**What this task involves:** Gather up all lines that carry the word "millions".

**Material for this exercise:**

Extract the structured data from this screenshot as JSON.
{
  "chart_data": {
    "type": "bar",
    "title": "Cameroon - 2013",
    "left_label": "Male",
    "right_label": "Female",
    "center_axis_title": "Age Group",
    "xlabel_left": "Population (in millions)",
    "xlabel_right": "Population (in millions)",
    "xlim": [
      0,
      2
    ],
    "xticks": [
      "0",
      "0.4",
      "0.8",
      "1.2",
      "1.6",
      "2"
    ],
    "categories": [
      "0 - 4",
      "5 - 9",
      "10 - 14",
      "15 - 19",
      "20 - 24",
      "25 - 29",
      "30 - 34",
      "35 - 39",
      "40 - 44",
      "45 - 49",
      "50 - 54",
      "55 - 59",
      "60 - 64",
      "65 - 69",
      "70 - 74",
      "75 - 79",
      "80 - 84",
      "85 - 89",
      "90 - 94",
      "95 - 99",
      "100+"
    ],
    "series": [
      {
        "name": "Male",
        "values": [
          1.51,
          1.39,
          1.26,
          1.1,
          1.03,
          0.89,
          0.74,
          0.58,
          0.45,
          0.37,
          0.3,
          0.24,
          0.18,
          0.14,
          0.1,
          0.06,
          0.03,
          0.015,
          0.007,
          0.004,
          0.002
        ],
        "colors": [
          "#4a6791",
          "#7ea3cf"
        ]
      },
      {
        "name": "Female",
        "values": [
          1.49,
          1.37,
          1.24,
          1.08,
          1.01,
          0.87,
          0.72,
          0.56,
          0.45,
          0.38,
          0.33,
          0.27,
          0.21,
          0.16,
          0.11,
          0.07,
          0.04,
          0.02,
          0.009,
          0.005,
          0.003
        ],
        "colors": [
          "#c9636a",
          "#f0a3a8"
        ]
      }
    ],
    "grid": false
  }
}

**Full solution:**
    "xlabel_left": "Population (in millions)",
    "xlabel_right": "Population (in millions)",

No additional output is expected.